▶ What you are asked to do: Repeat each entry in full, exactly.

▶ Data to process:
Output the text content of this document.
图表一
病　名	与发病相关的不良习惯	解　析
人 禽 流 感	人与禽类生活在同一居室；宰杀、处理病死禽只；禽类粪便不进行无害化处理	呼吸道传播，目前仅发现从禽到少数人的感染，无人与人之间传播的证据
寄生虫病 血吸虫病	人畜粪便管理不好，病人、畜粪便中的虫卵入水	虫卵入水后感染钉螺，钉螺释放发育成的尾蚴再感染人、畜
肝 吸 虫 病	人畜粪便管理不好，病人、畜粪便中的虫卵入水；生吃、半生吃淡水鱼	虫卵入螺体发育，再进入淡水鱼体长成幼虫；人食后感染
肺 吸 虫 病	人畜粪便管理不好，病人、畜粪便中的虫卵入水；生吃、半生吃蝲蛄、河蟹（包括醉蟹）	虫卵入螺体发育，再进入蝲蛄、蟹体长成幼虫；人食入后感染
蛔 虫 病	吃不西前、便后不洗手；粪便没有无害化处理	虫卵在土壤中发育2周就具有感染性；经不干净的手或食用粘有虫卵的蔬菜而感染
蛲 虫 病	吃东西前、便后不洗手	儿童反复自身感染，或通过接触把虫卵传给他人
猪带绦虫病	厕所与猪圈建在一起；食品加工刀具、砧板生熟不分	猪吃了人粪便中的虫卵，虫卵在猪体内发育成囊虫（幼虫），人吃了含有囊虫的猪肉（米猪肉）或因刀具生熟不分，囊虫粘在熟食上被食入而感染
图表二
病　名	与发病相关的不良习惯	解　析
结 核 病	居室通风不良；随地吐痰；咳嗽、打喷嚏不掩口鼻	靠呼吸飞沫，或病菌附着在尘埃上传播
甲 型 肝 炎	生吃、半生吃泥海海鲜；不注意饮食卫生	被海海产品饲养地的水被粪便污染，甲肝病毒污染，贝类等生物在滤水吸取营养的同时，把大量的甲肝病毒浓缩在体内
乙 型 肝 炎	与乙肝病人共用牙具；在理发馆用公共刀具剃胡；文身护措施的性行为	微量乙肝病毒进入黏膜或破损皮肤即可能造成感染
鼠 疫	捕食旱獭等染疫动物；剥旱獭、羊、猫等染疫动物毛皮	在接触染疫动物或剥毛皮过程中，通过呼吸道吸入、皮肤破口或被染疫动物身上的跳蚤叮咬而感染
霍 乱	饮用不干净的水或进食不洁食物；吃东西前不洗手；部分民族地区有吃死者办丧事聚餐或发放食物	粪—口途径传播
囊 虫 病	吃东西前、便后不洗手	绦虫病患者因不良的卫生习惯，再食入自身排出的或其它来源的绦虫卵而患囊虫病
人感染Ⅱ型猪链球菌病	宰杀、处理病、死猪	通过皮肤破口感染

▶ Exercise solution:
Output the text content of this document.
图表一
病　名	与发病相关的不良习惯	解　析
人 禽 流 感	人与禽类生活在同一居室；宰杀、处理病死禽只；禽类粪便不进行无害化处理	呼吸道传播，目前仅发现从禽到少数人的感染，无人与人之间传播的证据
寄生虫病 血吸虫病	人畜粪便管理不好，病人、畜粪便中的虫卵入水	虫卵入水后感染钉螺，钉螺释放发育成的尾蚴再感染人、畜
肝 吸 虫 病	人畜粪便管理不好，病人、畜粪便中的虫卵入水；生吃、半生吃淡水鱼	虫卵入螺体发育，再进入淡水鱼体长成幼虫；人食后感染
肺 吸 虫 病	人畜粪便管理不好，病人、畜粪便中的虫卵入水；生吃、半生吃蝲蛄、河蟹（包括醉蟹）	虫卵入螺体发育，再进入蝲蛄、蟹体长成幼虫；人食入后感染
蛔 虫 病	吃不西前、便后不洗手；粪便没有无害化处理	虫卵在土壤中发育2周就具有感染性；经不干净的手或食用粘有虫卵的蔬菜而感染
蛲 虫 病	吃东西前、便后不洗手	儿童反复自身感染，或通过接触把虫卵传给他人
猪带绦虫病	厕所与猪圈建在一起；食品加工刀具、砧板生熟不分	猪吃了人粪便中的虫卵，虫卵在猪体内发育成囊虫（幼虫），人吃了含有囊虫的猪肉（米猪肉）或因刀具生熟不分，囊虫粘在熟食上被食入而感染
图表二
病　名	与发病相关的不良习惯	解　析
结 核 病	居室通风不良；随地吐痰；咳嗽、打喷嚏不掩口鼻	靠呼吸飞沫，或病菌附着在尘埃上传播
甲 型 肝 炎	生吃、半生吃泥海海鲜；不注意饮食卫生	被海海产品饲养地的水被粪便污染，甲肝病毒污染，贝类等生物在滤水吸取营养的同时，把大量的甲肝病毒浓缩在体内
乙 型 肝 炎	与乙肝病人共用牙具；在理发馆用公共刀具剃胡；文身护措施的性行为	微量乙肝病毒进入黏膜或破损皮肤即可能造成感染
鼠 疫	捕食旱獭等染疫动物；剥旱獭、羊、猫等染疫动物毛皮	在接触染疫动物或剥毛皮过程中，通过呼吸道吸入、皮肤破口或被染疫动物身上的跳蚤叮咬而感染
霍 乱	饮用不干净的水或进食不洁食物；吃东西前不洗手；部分民族地区有吃死者办丧事聚餐或发放食物	粪—口途径传播
囊 虫 病	吃东西前、便后不洗手	绦虫病患者因不良的卫生习惯，再食入自身排出的或其它来源的绦虫卵而患囊虫病
人感染Ⅱ型猪链球菌病	宰杀、处理病、死猪	通过皮肤破口感染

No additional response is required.